--- Records for this task ---

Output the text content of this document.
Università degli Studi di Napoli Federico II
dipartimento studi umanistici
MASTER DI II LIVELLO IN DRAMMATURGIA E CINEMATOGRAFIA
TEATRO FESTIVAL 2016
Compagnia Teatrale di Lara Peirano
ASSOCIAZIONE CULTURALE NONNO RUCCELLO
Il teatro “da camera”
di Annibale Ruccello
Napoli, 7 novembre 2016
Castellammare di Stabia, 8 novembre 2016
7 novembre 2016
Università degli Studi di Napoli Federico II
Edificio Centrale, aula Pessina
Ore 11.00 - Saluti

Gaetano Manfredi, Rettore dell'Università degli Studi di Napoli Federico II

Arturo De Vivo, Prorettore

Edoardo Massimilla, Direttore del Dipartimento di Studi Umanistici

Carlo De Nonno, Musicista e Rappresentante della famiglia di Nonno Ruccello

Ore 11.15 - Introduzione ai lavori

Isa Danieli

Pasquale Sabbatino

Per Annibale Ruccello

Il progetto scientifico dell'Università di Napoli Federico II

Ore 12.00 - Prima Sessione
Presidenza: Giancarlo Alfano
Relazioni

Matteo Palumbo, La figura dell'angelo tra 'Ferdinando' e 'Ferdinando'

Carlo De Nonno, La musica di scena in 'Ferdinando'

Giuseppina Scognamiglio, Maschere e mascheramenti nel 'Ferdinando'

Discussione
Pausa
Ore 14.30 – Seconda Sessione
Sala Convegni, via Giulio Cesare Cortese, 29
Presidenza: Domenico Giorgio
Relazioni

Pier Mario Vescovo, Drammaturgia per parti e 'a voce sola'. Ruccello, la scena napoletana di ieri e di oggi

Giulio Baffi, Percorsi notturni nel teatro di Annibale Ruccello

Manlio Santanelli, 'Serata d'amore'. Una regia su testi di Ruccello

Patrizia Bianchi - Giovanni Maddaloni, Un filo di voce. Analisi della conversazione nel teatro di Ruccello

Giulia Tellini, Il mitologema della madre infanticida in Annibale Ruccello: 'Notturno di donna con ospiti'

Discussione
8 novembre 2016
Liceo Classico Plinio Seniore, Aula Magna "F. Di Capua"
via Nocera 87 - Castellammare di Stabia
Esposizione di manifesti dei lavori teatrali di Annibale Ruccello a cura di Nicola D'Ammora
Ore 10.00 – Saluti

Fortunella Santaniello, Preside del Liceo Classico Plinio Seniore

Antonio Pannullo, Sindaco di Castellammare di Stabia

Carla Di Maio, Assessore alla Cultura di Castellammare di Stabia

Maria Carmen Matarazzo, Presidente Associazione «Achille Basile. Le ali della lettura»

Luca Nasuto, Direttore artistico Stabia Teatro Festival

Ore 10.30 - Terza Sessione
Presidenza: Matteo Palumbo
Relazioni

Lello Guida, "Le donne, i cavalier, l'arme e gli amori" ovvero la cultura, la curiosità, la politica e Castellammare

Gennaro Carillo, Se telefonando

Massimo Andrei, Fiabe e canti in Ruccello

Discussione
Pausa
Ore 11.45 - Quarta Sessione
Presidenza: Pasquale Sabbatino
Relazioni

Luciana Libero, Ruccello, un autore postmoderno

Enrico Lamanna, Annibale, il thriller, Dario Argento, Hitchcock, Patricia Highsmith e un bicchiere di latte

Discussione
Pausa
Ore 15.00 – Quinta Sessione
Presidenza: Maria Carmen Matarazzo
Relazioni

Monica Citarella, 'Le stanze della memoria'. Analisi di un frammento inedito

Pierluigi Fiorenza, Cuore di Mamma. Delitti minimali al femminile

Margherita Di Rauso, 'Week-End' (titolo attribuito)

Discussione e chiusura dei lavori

--- Exercise directions ---
Copy every record exactly, with nothing added or dropped.

--- Full output ---
Output the text content of this document.
Università degli Studi di Napoli Federico II
dipartimento studi umanistici
MASTER DI II LIVELLO IN DRAMMATURGIA E CINEMATOGRAFIA
TEATRO FESTIVAL 2016
Compagnia Teatrale di Lara Peirano
ASSOCIAZIONE CULTURALE NONNO RUCCELLO
Il teatro “da camera”
di Annibale Ruccello
Napoli, 7 novembre 2016
Castellammare di Stabia, 8 novembre 2016
7 novembre 2016
Università degli Studi di Napoli Federico II
Edificio Centrale, aula Pessina
Ore 11.00 - Saluti

Gaetano Manfredi, Rettore dell'Università degli Studi di Napoli Federico II

Arturo De Vivo, Prorettore

Edoardo Massimilla, Direttore del Dipartimento di Studi Umanistici

Carlo De Nonno, Musicista e Rappresentante della famiglia di Nonno Ruccello

Ore 11.15 - Introduzione ai lavori

Isa Danieli

Pasquale Sabbatino

Per Annibale Ruccello

Il progetto scientifico dell'Università di Napoli Federico II

Ore 12.00 - Prima Sessione
Presidenza: Giancarlo Alfano
Relazioni

Matteo Palumbo, La figura dell'angelo tra 'Ferdinando' e 'Ferdinando'

Carlo De Nonno, La musica di scena in 'Ferdinando'

Giuseppina Scognamiglio, Maschere e mascheramenti nel 'Ferdinando'

Discussione
Pausa
Ore 14.30 – Seconda Sessione
Sala Convegni, via Giulio Cesare Cortese, 29
Presidenza: Domenico Giorgio
Relazioni

Pier Mario Vescovo, Drammaturgia per parti e 'a voce sola'. Ruccello, la scena napoletana di ieri e di oggi

Giulio Baffi, Percorsi notturni nel teatro di Annibale Ruccello

Manlio Santanelli, 'Serata d'amore'. Una regia su testi di Ruccello

Patrizia Bianchi - Giovanni Maddaloni, Un filo di voce. Analisi della conversazione nel teatro di Ruccello

Giulia Tellini, Il mitologema della madre infanticida in Annibale Ruccello: 'Notturno di donna con ospiti'

Discussione
8 novembre 2016
Liceo Classico Plinio Seniore, Aula Magna "F. Di Capua"
via Nocera 87 - Castellammare di Stabia
Esposizione di manifesti dei lavori teatrali di Annibale Ruccello a cura di Nicola D'Ammora
Ore 10.00 – Saluti

Fortunella Santaniello, Preside del Liceo Classico Plinio Seniore

Antonio Pannullo, Sindaco di Castellammare di Stabia

Carla Di Maio, Assessore alla Cultura di Castellammare di Stabia

Maria Carmen Matarazzo, Presidente Associazione «Achille Basile. Le ali della lettura»

Luca Nasuto, Direttore artistico Stabia Teatro Festival

Ore 10.30 - Terza Sessione
Presidenza: Matteo Palumbo
Relazioni

Lello Guida, "Le donne, i cavalier, l'arme e gli amori" ovvero la cultura, la curiosità, la politica e Castellammare

Gennaro Carillo, Se telefonando

Massimo Andrei, Fiabe e canti in Ruccello

Discussione
Pausa
Ore 11.45 - Quarta Sessione
Presidenza: Pasquale Sabbatino
Relazioni

Luciana Libero, Ruccello, un autore postmoderno

Enrico Lamanna, Annibale, il thriller, Dario Argento, Hitchcock, Patricia Highsmith e un bicchiere di latte

Discussione
Pausa
Ore 15.00 – Quinta Sessione
Presidenza: Maria Carmen Matarazzo
Relazioni

Monica Citarella, 'Le stanze della memoria'. Analisi di un frammento inedito

Pierluigi Fiorenza, Cuore di Mamma. Delitti minimali al femminile

Margherita Di Rauso, 'Week-End' (titolo attribuito)

Discussione e chiusura dei lavori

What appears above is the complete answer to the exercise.